---------- Rows ----------
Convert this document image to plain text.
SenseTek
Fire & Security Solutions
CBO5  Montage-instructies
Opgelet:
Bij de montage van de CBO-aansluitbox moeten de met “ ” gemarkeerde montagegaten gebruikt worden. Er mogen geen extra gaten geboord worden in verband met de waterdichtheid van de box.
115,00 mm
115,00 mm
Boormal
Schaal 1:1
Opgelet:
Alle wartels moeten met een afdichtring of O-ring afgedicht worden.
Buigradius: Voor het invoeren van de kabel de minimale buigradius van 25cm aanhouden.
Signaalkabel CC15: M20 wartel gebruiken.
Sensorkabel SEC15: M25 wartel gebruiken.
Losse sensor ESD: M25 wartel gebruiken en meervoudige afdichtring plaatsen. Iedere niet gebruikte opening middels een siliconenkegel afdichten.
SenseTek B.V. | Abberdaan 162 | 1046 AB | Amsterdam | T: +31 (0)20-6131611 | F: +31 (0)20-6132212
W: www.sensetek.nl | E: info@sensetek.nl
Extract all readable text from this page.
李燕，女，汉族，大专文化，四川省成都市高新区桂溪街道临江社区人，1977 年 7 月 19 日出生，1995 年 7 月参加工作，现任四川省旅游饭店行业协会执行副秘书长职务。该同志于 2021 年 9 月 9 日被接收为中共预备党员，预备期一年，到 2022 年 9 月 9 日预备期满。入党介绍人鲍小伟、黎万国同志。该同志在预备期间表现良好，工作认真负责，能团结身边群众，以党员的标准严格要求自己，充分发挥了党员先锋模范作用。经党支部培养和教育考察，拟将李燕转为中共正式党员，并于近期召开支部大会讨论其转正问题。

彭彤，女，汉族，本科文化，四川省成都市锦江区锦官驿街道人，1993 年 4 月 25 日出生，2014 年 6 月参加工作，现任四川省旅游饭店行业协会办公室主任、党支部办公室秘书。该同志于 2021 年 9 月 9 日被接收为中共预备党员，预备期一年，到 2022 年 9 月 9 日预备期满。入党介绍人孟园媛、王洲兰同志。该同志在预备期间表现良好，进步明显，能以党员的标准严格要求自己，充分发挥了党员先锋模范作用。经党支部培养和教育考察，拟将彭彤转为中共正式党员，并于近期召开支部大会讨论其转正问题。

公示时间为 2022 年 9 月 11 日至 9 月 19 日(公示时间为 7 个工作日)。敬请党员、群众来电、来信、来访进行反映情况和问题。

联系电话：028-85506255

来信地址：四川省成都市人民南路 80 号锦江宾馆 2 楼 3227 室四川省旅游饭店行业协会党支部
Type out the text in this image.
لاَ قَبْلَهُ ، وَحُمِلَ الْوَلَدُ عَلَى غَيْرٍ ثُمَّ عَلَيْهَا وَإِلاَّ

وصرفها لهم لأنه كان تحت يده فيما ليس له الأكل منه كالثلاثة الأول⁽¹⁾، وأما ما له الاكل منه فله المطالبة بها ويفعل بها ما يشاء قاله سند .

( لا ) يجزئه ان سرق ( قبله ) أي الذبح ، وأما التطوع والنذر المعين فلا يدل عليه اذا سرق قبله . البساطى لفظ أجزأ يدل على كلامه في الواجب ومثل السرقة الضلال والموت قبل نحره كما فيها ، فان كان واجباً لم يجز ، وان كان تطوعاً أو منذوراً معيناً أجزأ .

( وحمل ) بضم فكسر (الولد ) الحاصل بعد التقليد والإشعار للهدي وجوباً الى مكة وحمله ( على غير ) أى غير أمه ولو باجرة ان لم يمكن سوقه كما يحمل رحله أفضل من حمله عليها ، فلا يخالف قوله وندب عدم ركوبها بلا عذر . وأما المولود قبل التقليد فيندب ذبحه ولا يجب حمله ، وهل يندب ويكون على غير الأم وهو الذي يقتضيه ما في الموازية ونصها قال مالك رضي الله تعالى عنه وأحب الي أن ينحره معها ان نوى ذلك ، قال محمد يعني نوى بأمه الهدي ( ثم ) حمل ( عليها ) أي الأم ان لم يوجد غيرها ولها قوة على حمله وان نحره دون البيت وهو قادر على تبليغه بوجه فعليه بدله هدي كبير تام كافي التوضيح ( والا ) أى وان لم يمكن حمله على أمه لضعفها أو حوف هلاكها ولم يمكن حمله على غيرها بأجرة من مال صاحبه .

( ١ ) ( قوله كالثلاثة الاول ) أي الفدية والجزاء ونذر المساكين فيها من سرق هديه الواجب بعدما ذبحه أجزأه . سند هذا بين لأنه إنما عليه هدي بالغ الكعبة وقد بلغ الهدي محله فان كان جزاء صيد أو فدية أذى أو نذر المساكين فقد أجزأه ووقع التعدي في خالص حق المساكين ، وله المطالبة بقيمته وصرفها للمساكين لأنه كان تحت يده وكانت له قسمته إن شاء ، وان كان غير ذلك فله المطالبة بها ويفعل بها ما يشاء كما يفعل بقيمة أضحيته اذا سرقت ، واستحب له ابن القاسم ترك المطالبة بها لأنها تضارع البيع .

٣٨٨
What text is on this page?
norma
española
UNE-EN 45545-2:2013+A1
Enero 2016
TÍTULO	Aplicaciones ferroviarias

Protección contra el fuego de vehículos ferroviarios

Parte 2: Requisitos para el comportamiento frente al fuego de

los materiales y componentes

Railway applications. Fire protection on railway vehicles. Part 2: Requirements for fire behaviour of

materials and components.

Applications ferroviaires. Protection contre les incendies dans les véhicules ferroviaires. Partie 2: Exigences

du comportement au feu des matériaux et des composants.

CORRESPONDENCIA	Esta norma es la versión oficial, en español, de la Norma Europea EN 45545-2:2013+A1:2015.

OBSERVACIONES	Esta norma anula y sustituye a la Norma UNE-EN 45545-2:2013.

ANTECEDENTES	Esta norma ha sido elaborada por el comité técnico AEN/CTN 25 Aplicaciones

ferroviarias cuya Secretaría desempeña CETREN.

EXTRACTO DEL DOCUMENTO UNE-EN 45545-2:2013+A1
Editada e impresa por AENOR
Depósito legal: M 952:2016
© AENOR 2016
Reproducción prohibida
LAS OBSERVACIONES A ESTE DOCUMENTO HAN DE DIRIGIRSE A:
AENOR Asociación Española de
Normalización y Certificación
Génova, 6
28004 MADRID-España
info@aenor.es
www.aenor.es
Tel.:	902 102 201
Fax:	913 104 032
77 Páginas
----------
§ **Task brief**: Each line in the material above must be retyped without alteration.

§ **Reply**:
Convert this document image to plain text.
SenseTek
Fire & Security Solutions
CBO5  Montage-instructies
Opgelet:
Bij de montage van de CBO-aansluitbox moeten de met “ ” gemarkeerde montagegaten gebruikt worden. Er mogen geen extra gaten geboord worden in verband met de waterdichtheid van de box.
115,00 mm
115,00 mm
Boormal
Schaal 1:1
Opgelet:
Alle wartels moeten met een afdichtring of O-ring afgedicht worden.
Buigradius: Voor het invoeren van de kabel de minimale buigradius van 25cm aanhouden.
Signaalkabel CC15: M20 wartel gebruiken.
Sensorkabel SEC15: M25 wartel gebruiken.
Losse sensor ESD: M25 wartel gebruiken en meervoudige afdichtring plaatsen. Iedere niet gebruikte opening middels een siliconenkegel afdichten.
SenseTek B.V. | Abberdaan 162 | 1046 AB | Amsterdam | T: +31 (0)20-6131611 | F: +31 (0)20-6132212
W: www.sensetek.nl | E: info@sensetek.nl
Extract all readable text from this page.
李燕，女，汉族，大专文化，四川省成都市高新区桂溪街道临江社区人，1977 年 7 月 19 日出生，1995 年 7 月参加工作，现任四川省旅游饭店行业协会执行副秘书长职务。该同志于 2021 年 9 月 9 日被接收为中共预备党员，预备期一年，到 2022 年 9 月 9 日预备期满。入党介绍人鲍小伟、黎万国同志。该同志在预备期间表现良好，工作认真负责，能团结身边群众，以党员的标准严格要求自己，充分发挥了党员先锋模范作用。经党支部培养和教育考察，拟将李燕转为中共正式党员，并于近期召开支部大会讨论其转正问题。

彭彤，女，汉族，本科文化，四川省成都市锦江区锦官驿街道人，1993 年 4 月 25 日出生，2014 年 6 月参加工作，现任四川省旅游饭店行业协会办公室主任、党支部办公室秘书。该同志于 2021 年 9 月 9 日被接收为中共预备党员，预备期一年，到 2022 年 9 月 9 日预备期满。入党介绍人孟园媛、王洲兰同志。该同志在预备期间表现良好，进步明显，能以党员的标准严格要求自己，充分发挥了党员先锋模范作用。经党支部培养和教育考察，拟将彭彤转为中共正式党员，并于近期召开支部大会讨论其转正问题。

公示时间为 2022 年 9 月 11 日至 9 月 19 日(公示时间为 7 个工作日)。敬请党员、群众来电、来信、来访进行反映情况和问题。

联系电话：028-85506255

来信地址：四川省成都市人民南路 80 号锦江宾馆 2 楼 3227 室四川省旅游饭店行业协会党支部
Type out the text in this image.
لاَ قَبْلَهُ ، وَحُمِلَ الْوَلَدُ عَلَى غَيْرٍ ثُمَّ عَلَيْهَا وَإِلاَّ

وصرفها لهم لأنه كان تحت يده فيما ليس له الأكل منه كالثلاثة الأول⁽¹⁾، وأما ما له الاكل منه فله المطالبة بها ويفعل بها ما يشاء قاله سند .

( لا ) يجزئه ان سرق ( قبله ) أي الذبح ، وأما التطوع والنذر المعين فلا يدل عليه اذا سرق قبله . البساطى لفظ أجزأ يدل على كلامه في الواجب ومثل السرقة الضلال والموت قبل نحره كما فيها ، فان كان واجباً لم يجز ، وان كان تطوعاً أو منذوراً معيناً أجزأ .

( وحمل ) بضم فكسر (الولد ) الحاصل بعد التقليد والإشعار للهدي وجوباً الى مكة وحمله ( على غير ) أى غير أمه ولو باجرة ان لم يمكن سوقه كما يحمل رحله أفضل من حمله عليها ، فلا يخالف قوله وندب عدم ركوبها بلا عذر . وأما المولود قبل التقليد فيندب ذبحه ولا يجب حمله ، وهل يندب ويكون على غير الأم وهو الذي يقتضيه ما في الموازية ونصها قال مالك رضي الله تعالى عنه وأحب الي أن ينحره معها ان نوى ذلك ، قال محمد يعني نوى بأمه الهدي ( ثم ) حمل ( عليها ) أي الأم ان لم يوجد غيرها ولها قوة على حمله وان نحره دون البيت وهو قادر على تبليغه بوجه فعليه بدله هدي كبير تام كافي التوضيح ( والا ) أى وان لم يمكن حمله على أمه لضعفها أو حوف هلاكها ولم يمكن حمله على غيرها بأجرة من مال صاحبه .

( ١ ) ( قوله كالثلاثة الاول ) أي الفدية والجزاء ونذر المساكين فيها من سرق هديه الواجب بعدما ذبحه أجزأه . سند هذا بين لأنه إنما عليه هدي بالغ الكعبة وقد بلغ الهدي محله فان كان جزاء صيد أو فدية أذى أو نذر المساكين فقد أجزأه ووقع التعدي في خالص حق المساكين ، وله المطالبة بقيمته وصرفها للمساكين لأنه كان تحت يده وكانت له قسمته إن شاء ، وان كان غير ذلك فله المطالبة بها ويفعل بها ما يشاء كما يفعل بقيمة أضحيته اذا سرقت ، واستحب له ابن القاسم ترك المطالبة بها لأنها تضارع البيع .

٣٨٨
What text is on this page?
norma
española
UNE-EN 45545-2:2013+A1
Enero 2016
TÍTULO	Aplicaciones ferroviarias

Protección contra el fuego de vehículos ferroviarios

Parte 2: Requisitos para el comportamiento frente al fuego de

los materiales y componentes

Railway applications. Fire protection on railway vehicles. Part 2: Requirements for fire behaviour of

materials and components.

Applications ferroviaires. Protection contre les incendies dans les véhicules ferroviaires. Partie 2: Exigences

du comportement au feu des matériaux et des composants.

CORRESPONDENCIA	Esta norma es la versión oficial, en español, de la Norma Europea EN 45545-2:2013+A1:2015.

OBSERVACIONES	Esta norma anula y sustituye a la Norma UNE-EN 45545-2:2013.

ANTECEDENTES	Esta norma ha sido elaborada por el comité técnico AEN/CTN 25 Aplicaciones

ferroviarias cuya Secretaría desempeña CETREN.

EXTRACTO DEL DOCUMENTO UNE-EN 45545-2:2013+A1
Editada e impresa por AENOR
Depósito legal: M 952:2016
© AENOR 2016
Reproducción prohibida
LAS OBSERVACIONES A ESTE DOCUMENTO HAN DE DIRIGIRSE A:
AENOR Asociación Española de
Normalización y Certificación
Génova, 6
28004 MADRID-España
info@aenor.es
www.aenor.es
Tel.:	902 102 201
Fax:	913 104 032
77 Páginas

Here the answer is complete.